--- Start of Record extracts ---

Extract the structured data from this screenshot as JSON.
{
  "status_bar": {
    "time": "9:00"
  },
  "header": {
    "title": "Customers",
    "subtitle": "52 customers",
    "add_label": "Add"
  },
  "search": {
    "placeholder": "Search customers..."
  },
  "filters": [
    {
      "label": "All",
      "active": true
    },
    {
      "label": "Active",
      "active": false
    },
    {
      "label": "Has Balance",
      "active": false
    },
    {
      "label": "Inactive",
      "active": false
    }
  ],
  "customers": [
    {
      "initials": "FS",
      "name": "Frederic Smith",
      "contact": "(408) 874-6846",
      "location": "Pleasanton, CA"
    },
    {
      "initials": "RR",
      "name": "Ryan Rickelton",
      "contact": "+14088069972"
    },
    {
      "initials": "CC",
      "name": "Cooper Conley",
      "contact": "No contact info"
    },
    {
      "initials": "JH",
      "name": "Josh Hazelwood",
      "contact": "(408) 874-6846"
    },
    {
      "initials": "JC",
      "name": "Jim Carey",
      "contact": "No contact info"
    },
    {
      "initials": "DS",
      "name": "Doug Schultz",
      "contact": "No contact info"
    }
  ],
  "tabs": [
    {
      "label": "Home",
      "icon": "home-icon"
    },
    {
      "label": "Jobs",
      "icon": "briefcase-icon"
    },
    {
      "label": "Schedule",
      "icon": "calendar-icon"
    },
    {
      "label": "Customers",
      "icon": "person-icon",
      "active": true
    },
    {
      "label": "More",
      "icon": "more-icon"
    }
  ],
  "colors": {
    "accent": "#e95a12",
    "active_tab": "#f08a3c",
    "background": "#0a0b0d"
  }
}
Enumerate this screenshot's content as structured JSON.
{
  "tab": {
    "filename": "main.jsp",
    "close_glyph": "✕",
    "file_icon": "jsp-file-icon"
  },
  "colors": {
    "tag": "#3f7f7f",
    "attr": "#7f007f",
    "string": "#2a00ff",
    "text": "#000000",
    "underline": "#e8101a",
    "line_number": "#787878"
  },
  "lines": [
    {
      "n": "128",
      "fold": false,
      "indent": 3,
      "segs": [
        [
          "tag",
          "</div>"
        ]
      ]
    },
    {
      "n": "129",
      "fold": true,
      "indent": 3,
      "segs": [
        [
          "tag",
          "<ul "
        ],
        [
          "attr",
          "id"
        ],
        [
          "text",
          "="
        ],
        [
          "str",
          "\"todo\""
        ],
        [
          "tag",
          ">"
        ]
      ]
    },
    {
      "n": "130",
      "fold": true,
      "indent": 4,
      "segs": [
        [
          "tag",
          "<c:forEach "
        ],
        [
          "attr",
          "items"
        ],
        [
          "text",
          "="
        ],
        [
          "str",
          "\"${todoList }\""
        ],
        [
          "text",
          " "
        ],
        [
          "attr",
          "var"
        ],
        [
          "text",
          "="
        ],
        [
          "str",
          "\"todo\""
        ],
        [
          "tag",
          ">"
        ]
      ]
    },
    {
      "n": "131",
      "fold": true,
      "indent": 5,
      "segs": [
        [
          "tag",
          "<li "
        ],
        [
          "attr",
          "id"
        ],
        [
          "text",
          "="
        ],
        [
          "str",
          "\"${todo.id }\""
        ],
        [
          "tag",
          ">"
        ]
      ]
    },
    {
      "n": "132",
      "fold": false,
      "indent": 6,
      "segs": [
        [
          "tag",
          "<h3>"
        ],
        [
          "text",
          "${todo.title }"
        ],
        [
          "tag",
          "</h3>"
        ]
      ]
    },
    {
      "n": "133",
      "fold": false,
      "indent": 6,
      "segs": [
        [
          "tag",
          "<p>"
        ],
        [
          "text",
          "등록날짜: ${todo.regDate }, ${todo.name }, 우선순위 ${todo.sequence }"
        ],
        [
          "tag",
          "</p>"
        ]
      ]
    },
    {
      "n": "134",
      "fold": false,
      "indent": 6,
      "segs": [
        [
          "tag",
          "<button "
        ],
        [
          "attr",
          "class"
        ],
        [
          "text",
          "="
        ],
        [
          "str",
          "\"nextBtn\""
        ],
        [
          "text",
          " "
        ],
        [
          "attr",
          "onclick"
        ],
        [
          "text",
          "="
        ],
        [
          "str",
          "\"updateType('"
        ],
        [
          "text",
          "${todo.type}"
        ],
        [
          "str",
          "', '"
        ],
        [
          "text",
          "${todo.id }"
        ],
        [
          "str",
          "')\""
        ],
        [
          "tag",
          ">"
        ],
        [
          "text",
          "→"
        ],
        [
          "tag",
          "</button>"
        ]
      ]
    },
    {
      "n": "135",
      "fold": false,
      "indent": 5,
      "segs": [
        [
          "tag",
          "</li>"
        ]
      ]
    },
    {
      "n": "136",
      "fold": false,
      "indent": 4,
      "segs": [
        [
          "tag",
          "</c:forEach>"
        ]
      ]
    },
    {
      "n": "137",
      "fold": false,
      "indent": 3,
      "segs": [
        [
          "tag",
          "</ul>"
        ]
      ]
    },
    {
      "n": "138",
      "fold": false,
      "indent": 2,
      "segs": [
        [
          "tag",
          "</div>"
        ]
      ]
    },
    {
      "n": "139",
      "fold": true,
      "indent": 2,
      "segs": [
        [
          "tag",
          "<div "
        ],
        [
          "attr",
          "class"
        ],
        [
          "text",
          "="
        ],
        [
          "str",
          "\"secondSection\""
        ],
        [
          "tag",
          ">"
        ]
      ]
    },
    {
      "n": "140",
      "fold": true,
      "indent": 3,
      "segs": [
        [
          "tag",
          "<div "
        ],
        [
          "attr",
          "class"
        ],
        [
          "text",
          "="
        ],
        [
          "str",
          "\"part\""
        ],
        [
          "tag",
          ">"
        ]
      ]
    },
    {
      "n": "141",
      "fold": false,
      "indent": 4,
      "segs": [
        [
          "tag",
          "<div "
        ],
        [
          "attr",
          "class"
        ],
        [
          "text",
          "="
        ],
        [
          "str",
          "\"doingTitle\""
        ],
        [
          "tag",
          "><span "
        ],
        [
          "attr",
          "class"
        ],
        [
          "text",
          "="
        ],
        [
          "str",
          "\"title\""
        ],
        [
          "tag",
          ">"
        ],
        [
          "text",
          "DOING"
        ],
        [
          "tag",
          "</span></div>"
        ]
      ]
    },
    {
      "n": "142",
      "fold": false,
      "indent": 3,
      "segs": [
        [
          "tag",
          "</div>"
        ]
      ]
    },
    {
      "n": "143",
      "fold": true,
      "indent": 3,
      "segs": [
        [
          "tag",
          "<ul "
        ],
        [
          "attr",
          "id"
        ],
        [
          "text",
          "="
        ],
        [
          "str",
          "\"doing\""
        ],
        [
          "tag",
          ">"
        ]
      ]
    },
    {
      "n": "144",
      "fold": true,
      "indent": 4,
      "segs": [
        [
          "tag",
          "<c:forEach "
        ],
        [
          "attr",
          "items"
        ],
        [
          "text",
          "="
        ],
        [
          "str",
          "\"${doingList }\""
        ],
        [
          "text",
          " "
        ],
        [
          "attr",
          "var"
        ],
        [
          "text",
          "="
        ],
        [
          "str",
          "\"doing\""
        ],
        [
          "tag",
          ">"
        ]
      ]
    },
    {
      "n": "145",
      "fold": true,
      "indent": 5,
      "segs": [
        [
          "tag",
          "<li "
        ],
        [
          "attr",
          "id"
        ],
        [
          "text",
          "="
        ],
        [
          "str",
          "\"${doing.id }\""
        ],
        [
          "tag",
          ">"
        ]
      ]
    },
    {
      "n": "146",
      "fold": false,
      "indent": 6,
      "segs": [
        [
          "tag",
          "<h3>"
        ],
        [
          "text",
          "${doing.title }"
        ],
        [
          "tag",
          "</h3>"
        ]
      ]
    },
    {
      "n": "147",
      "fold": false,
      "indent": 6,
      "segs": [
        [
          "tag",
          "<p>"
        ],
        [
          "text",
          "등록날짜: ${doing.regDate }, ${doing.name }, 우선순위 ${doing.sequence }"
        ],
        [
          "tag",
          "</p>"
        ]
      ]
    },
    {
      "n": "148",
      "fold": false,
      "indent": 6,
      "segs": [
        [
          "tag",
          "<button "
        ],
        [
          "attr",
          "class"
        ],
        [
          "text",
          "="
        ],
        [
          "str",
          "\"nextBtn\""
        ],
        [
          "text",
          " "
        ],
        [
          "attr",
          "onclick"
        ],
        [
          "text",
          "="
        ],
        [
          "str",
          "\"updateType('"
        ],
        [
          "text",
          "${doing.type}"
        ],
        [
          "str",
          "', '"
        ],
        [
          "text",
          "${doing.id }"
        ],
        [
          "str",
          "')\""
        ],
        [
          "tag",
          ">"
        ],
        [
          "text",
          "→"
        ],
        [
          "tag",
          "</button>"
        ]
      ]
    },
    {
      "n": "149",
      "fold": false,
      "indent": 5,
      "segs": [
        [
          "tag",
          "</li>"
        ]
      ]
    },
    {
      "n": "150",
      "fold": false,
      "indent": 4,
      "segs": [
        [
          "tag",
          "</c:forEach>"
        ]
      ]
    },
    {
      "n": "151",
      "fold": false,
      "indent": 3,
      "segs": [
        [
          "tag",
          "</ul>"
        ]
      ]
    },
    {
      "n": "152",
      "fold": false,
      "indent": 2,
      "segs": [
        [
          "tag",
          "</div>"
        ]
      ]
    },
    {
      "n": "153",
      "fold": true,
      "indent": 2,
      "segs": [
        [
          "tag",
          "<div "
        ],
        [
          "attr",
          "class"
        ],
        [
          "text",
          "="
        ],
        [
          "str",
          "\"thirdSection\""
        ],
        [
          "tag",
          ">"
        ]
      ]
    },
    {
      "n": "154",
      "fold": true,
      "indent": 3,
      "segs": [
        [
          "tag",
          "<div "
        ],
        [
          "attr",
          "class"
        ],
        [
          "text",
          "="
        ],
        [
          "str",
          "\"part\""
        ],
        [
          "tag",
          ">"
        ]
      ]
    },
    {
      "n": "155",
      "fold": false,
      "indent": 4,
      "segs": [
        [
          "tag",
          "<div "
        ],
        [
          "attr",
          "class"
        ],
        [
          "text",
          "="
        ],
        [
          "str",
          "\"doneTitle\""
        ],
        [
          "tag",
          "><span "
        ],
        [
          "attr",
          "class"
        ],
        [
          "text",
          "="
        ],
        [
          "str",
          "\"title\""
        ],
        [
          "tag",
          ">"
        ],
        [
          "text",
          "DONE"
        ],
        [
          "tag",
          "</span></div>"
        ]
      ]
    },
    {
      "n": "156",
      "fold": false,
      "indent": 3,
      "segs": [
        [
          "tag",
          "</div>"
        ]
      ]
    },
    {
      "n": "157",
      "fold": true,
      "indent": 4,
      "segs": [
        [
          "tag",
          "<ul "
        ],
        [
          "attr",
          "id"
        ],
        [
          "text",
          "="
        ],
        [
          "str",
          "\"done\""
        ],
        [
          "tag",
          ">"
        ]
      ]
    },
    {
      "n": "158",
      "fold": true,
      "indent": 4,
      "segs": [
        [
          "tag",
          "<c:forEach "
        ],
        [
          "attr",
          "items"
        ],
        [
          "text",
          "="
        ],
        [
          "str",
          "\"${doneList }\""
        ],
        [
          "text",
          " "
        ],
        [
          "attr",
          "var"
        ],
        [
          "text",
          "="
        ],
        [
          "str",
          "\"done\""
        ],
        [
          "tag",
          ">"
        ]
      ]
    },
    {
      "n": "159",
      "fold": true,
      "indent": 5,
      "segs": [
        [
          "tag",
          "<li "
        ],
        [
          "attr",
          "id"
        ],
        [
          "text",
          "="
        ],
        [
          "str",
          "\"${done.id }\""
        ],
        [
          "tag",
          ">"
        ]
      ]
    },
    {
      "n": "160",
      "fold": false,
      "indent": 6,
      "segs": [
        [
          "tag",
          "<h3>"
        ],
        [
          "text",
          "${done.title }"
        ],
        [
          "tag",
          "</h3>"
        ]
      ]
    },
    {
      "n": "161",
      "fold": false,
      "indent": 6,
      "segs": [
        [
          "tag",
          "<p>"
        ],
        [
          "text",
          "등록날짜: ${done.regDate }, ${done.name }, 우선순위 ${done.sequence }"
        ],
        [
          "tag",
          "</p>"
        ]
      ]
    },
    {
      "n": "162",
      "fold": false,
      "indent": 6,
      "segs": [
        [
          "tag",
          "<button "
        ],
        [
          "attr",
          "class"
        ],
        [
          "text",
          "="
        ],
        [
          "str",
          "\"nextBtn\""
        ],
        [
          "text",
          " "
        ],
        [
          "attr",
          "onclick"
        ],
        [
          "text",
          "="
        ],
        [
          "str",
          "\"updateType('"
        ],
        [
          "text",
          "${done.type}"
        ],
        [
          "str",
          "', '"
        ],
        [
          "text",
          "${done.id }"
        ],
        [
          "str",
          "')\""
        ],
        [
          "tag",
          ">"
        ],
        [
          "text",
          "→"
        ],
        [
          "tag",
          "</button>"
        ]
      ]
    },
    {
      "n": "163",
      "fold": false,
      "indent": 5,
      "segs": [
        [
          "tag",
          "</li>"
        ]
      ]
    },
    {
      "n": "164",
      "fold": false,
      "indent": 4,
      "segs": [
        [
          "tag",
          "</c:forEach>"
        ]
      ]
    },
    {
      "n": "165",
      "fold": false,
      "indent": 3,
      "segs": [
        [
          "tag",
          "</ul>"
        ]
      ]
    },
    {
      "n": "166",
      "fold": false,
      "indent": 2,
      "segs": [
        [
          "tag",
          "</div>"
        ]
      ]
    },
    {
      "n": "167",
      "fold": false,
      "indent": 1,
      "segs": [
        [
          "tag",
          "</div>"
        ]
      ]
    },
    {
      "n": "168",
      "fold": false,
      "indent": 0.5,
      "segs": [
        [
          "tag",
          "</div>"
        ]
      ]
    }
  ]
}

--- End of Record extracts ---

__Given problem__
Within the listing above, find every line containing the string "등록날짜" and return it.

__Reply__
          "등록날짜: ${todo.regDate }, ${todo.name }, 우선순위 ${todo.sequence }"
          "등록날짜: ${doing.regDate }, ${doing.name }, 우선순위 ${doing.sequence }"
          "등록날짜: ${done.regDate }, ${done.name }, 우선순위 ${done.sequence }"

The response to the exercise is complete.